Short task
Copy out all the entries word for word.

Data for this exercise
- - - - -
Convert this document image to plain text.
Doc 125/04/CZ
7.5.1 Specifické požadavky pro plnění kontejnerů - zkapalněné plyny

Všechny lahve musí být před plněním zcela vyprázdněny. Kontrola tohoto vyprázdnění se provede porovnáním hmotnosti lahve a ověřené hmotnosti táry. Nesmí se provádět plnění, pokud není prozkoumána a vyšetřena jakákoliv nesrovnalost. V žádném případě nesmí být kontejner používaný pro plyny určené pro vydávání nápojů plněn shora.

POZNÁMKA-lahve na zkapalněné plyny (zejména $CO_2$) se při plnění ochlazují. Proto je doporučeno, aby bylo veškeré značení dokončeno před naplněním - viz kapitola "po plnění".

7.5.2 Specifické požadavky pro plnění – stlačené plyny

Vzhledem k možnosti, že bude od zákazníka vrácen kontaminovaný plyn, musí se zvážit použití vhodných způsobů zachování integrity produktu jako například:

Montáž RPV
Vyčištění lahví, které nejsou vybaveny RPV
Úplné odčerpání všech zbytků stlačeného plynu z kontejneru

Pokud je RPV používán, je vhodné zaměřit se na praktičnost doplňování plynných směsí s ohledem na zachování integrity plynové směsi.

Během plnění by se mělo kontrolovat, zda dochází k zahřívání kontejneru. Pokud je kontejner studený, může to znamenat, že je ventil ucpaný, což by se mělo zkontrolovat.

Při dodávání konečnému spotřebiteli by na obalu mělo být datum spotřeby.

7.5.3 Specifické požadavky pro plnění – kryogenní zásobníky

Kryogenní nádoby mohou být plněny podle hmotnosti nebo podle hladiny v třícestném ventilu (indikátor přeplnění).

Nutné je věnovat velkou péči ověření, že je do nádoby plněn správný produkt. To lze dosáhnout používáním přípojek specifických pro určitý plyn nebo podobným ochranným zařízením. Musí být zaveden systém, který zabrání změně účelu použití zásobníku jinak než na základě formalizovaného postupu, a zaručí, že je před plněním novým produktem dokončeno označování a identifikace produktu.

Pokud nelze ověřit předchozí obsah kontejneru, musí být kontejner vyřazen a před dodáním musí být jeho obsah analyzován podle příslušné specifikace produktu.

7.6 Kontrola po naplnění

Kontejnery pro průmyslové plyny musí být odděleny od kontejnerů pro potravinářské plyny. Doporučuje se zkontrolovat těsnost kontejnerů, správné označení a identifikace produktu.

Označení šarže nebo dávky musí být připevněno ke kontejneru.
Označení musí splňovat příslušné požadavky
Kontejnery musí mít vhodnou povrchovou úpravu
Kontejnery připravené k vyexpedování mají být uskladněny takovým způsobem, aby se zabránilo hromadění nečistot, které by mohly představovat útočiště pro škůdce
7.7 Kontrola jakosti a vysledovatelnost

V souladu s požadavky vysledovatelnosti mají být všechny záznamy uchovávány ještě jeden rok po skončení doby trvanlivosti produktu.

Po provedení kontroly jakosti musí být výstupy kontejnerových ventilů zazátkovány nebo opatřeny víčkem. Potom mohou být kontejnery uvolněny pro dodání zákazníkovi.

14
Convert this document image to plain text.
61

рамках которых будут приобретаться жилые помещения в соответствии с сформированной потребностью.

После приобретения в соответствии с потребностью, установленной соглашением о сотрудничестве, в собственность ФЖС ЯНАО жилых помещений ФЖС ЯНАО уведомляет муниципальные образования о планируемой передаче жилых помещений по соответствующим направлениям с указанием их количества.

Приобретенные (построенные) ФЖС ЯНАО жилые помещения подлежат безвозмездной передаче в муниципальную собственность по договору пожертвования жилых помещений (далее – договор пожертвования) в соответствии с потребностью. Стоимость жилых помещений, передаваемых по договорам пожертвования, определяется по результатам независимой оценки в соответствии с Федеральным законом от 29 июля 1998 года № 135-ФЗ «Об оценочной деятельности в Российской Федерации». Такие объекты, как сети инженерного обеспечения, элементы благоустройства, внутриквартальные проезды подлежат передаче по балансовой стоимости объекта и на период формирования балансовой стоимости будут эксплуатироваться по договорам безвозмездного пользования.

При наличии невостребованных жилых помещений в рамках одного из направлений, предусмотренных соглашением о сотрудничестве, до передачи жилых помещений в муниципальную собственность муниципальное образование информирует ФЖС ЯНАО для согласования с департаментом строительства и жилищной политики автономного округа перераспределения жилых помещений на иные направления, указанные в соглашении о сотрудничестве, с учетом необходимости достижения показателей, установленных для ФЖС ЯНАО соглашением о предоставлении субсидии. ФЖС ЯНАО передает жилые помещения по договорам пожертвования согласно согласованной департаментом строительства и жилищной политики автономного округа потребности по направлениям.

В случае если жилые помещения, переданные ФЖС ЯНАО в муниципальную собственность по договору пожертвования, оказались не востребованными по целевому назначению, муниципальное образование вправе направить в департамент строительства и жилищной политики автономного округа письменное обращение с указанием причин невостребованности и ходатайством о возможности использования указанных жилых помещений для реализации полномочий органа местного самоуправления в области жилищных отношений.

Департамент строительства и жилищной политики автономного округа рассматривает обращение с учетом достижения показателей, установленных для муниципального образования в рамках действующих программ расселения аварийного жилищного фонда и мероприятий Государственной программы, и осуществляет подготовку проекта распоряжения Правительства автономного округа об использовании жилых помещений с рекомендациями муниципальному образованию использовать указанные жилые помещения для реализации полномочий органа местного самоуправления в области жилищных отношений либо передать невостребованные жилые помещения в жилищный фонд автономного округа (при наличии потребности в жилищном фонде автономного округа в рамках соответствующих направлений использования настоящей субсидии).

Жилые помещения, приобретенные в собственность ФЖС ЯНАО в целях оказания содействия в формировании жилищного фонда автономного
- - - - -
Task solution
Convert this document image to plain text.
Doc 125/04/CZ
7.5.1 Specifické požadavky pro plnění kontejnerů - zkapalněné plyny

Všechny lahve musí být před plněním zcela vyprázdněny. Kontrola tohoto vyprázdnění se provede porovnáním hmotnosti lahve a ověřené hmotnosti táry. Nesmí se provádět plnění, pokud není prozkoumána a vyšetřena jakákoliv nesrovnalost. V žádném případě nesmí být kontejner používaný pro plyny určené pro vydávání nápojů plněn shora.

POZNÁMKA-lahve na zkapalněné plyny (zejména $CO_2$) se při plnění ochlazují. Proto je doporučeno, aby bylo veškeré značení dokončeno před naplněním - viz kapitola "po plnění".

7.5.2 Specifické požadavky pro plnění – stlačené plyny

Vzhledem k možnosti, že bude od zákazníka vrácen kontaminovaný plyn, musí se zvážit použití vhodných způsobů zachování integrity produktu jako například:

Montáž RPV
Vyčištění lahví, které nejsou vybaveny RPV
Úplné odčerpání všech zbytků stlačeného plynu z kontejneru

Pokud je RPV používán, je vhodné zaměřit se na praktičnost doplňování plynných směsí s ohledem na zachování integrity plynové směsi.

Během plnění by se mělo kontrolovat, zda dochází k zahřívání kontejneru. Pokud je kontejner studený, může to znamenat, že je ventil ucpaný, což by se mělo zkontrolovat.

Při dodávání konečnému spotřebiteli by na obalu mělo být datum spotřeby.

7.5.3 Specifické požadavky pro plnění – kryogenní zásobníky

Kryogenní nádoby mohou být plněny podle hmotnosti nebo podle hladiny v třícestném ventilu (indikátor přeplnění).

Nutné je věnovat velkou péči ověření, že je do nádoby plněn správný produkt. To lze dosáhnout používáním přípojek specifických pro určitý plyn nebo podobným ochranným zařízením. Musí být zaveden systém, který zabrání změně účelu použití zásobníku jinak než na základě formalizovaného postupu, a zaručí, že je před plněním novým produktem dokončeno označování a identifikace produktu.

Pokud nelze ověřit předchozí obsah kontejneru, musí být kontejner vyřazen a před dodáním musí být jeho obsah analyzován podle příslušné specifikace produktu.

7.6 Kontrola po naplnění

Kontejnery pro průmyslové plyny musí být odděleny od kontejnerů pro potravinářské plyny. Doporučuje se zkontrolovat těsnost kontejnerů, správné označení a identifikace produktu.

Označení šarže nebo dávky musí být připevněno ke kontejneru.
Označení musí splňovat příslušné požadavky
Kontejnery musí mít vhodnou povrchovou úpravu
Kontejnery připravené k vyexpedování mají být uskladněny takovým způsobem, aby se zabránilo hromadění nečistot, které by mohly představovat útočiště pro škůdce
7.7 Kontrola jakosti a vysledovatelnost

V souladu s požadavky vysledovatelnosti mají být všechny záznamy uchovávány ještě jeden rok po skončení doby trvanlivosti produktu.

Po provedení kontroly jakosti musí být výstupy kontejnerových ventilů zazátkovány nebo opatřeny víčkem. Potom mohou být kontejnery uvolněny pro dodání zákazníkovi.

14
Convert this document image to plain text.
61

рамках которых будут приобретаться жилые помещения в соответствии с сформированной потребностью.

После приобретения в соответствии с потребностью, установленной соглашением о сотрудничестве, в собственность ФЖС ЯНАО жилых помещений ФЖС ЯНАО уведомляет муниципальные образования о планируемой передаче жилых помещений по соответствующим направлениям с указанием их количества.

Приобретенные (построенные) ФЖС ЯНАО жилые помещения подлежат безвозмездной передаче в муниципальную собственность по договору пожертвования жилых помещений (далее – договор пожертвования) в соответствии с потребностью. Стоимость жилых помещений, передаваемых по договорам пожертвования, определяется по результатам независимой оценки в соответствии с Федеральным законом от 29 июля 1998 года № 135-ФЗ «Об оценочной деятельности в Российской Федерации». Такие объекты, как сети инженерного обеспечения, элементы благоустройства, внутриквартальные проезды подлежат передаче по балансовой стоимости объекта и на период формирования балансовой стоимости будут эксплуатироваться по договорам безвозмездного пользования.

При наличии невостребованных жилых помещений в рамках одного из направлений, предусмотренных соглашением о сотрудничестве, до передачи жилых помещений в муниципальную собственность муниципальное образование информирует ФЖС ЯНАО для согласования с департаментом строительства и жилищной политики автономного округа перераспределения жилых помещений на иные направления, указанные в соглашении о сотрудничестве, с учетом необходимости достижения показателей, установленных для ФЖС ЯНАО соглашением о предоставлении субсидии. ФЖС ЯНАО передает жилые помещения по договорам пожертвования согласно согласованной департаментом строительства и жилищной политики автономного округа потребности по направлениям.

В случае если жилые помещения, переданные ФЖС ЯНАО в муниципальную собственность по договору пожертвования, оказались не востребованными по целевому назначению, муниципальное образование вправе направить в департамент строительства и жилищной политики автономного округа письменное обращение с указанием причин невостребованности и ходатайством о возможности использования указанных жилых помещений для реализации полномочий органа местного самоуправления в области жилищных отношений.

Департамент строительства и жилищной политики автономного округа рассматривает обращение с учетом достижения показателей, установленных для муниципального образования в рамках действующих программ расселения аварийного жилищного фонда и мероприятий Государственной программы, и осуществляет подготовку проекта распоряжения Правительства автономного округа об использовании жилых помещений с рекомендациями муниципальному образованию использовать указанные жилые помещения для реализации полномочий органа местного самоуправления в области жилищных отношений либо передать невостребованные жилые помещения в жилищный фонд автономного округа (при наличии потребности в жилищном фонде автономного округа в рамках соответствующих направлений использования настоящей субсидии).

Жилые помещения, приобретенные в собственность ФЖС ЯНАО в целях оказания содействия в формировании жилищного фонда автономного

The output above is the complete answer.